Collected data
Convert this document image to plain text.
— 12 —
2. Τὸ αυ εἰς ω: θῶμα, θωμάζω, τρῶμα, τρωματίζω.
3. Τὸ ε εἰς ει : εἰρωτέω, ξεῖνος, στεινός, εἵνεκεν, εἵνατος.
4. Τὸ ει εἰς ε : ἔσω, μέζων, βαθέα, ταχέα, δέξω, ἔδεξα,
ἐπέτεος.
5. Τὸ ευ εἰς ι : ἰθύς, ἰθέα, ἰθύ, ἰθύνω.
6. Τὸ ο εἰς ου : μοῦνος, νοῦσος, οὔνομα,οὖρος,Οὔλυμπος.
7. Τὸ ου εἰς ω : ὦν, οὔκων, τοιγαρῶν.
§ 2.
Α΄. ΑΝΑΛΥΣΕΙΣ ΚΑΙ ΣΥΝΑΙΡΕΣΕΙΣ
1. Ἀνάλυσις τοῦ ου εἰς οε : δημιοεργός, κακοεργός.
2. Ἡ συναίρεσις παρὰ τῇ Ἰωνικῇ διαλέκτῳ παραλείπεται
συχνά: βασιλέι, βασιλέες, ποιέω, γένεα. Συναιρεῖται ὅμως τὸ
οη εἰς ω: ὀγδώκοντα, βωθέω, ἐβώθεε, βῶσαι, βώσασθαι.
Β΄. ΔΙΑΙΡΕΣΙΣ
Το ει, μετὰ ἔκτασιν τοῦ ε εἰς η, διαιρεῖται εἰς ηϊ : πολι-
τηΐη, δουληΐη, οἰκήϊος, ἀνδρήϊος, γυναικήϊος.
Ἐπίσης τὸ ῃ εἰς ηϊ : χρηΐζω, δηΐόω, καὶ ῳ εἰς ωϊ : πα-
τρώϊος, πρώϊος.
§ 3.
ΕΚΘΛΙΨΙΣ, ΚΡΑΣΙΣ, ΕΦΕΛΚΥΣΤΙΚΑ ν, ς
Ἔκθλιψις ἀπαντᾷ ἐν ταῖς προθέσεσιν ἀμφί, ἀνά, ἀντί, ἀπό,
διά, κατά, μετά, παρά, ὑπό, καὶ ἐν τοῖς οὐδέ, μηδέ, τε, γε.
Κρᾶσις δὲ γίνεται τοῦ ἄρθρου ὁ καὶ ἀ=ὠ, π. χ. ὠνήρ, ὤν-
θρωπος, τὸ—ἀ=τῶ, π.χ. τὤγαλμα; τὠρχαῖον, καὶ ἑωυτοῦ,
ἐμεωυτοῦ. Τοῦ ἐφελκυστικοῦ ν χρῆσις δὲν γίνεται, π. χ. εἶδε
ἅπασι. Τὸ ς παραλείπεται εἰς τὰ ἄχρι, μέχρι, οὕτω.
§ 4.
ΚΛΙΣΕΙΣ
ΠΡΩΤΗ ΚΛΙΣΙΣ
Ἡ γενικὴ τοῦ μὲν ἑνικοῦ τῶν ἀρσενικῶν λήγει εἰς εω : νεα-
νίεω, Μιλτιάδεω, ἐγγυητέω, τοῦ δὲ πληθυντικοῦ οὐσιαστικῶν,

• _Aim_: Output each record exactly, leaving nothing out.

• _Completed exercise_:
Convert this document image to plain text.
— 12 —
2. Τὸ αυ εἰς ω: θῶμα, θωμάζω, τρῶμα, τρωματίζω.
3. Τὸ ε εἰς ει : εἰρωτέω, ξεῖνος, στεινός, εἵνεκεν, εἵνατος.
4. Τὸ ει εἰς ε : ἔσω, μέζων, βαθέα, ταχέα, δέξω, ἔδεξα,
ἐπέτεος.
5. Τὸ ευ εἰς ι : ἰθύς, ἰθέα, ἰθύ, ἰθύνω.
6. Τὸ ο εἰς ου : μοῦνος, νοῦσος, οὔνομα,οὖρος,Οὔλυμπος.
7. Τὸ ου εἰς ω : ὦν, οὔκων, τοιγαρῶν.
§ 2.
Α΄. ΑΝΑΛΥΣΕΙΣ ΚΑΙ ΣΥΝΑΙΡΕΣΕΙΣ
1. Ἀνάλυσις τοῦ ου εἰς οε : δημιοεργός, κακοεργός.
2. Ἡ συναίρεσις παρὰ τῇ Ἰωνικῇ διαλέκτῳ παραλείπεται
συχνά: βασιλέι, βασιλέες, ποιέω, γένεα. Συναιρεῖται ὅμως τὸ
οη εἰς ω: ὀγδώκοντα, βωθέω, ἐβώθεε, βῶσαι, βώσασθαι.
Β΄. ΔΙΑΙΡΕΣΙΣ
Το ει, μετὰ ἔκτασιν τοῦ ε εἰς η, διαιρεῖται εἰς ηϊ : πολι-
τηΐη, δουληΐη, οἰκήϊος, ἀνδρήϊος, γυναικήϊος.
Ἐπίσης τὸ ῃ εἰς ηϊ : χρηΐζω, δηΐόω, καὶ ῳ εἰς ωϊ : πα-
τρώϊος, πρώϊος.
§ 3.
ΕΚΘΛΙΨΙΣ, ΚΡΑΣΙΣ, ΕΦΕΛΚΥΣΤΙΚΑ ν, ς
Ἔκθλιψις ἀπαντᾷ ἐν ταῖς προθέσεσιν ἀμφί, ἀνά, ἀντί, ἀπό,
διά, κατά, μετά, παρά, ὑπό, καὶ ἐν τοῖς οὐδέ, μηδέ, τε, γε.
Κρᾶσις δὲ γίνεται τοῦ ἄρθρου ὁ καὶ ἀ=ὠ, π. χ. ὠνήρ, ὤν-
θρωπος, τὸ—ἀ=τῶ, π.χ. τὤγαλμα; τὠρχαῖον, καὶ ἑωυτοῦ,
ἐμεωυτοῦ. Τοῦ ἐφελκυστικοῦ ν χρῆσις δὲν γίνεται, π. χ. εἶδε
ἅπασι. Τὸ ς παραλείπεται εἰς τὰ ἄχρι, μέχρι, οὕτω.
§ 4.
ΚΛΙΣΕΙΣ
ΠΡΩΤΗ ΚΛΙΣΙΣ
Ἡ γενικὴ τοῦ μὲν ἑνικοῦ τῶν ἀρσενικῶν λήγει εἰς εω : νεα-
νίεω, Μιλτιάδεω, ἐγγυητέω, τοῦ δὲ πληθυντικοῦ οὐσιαστικῶν,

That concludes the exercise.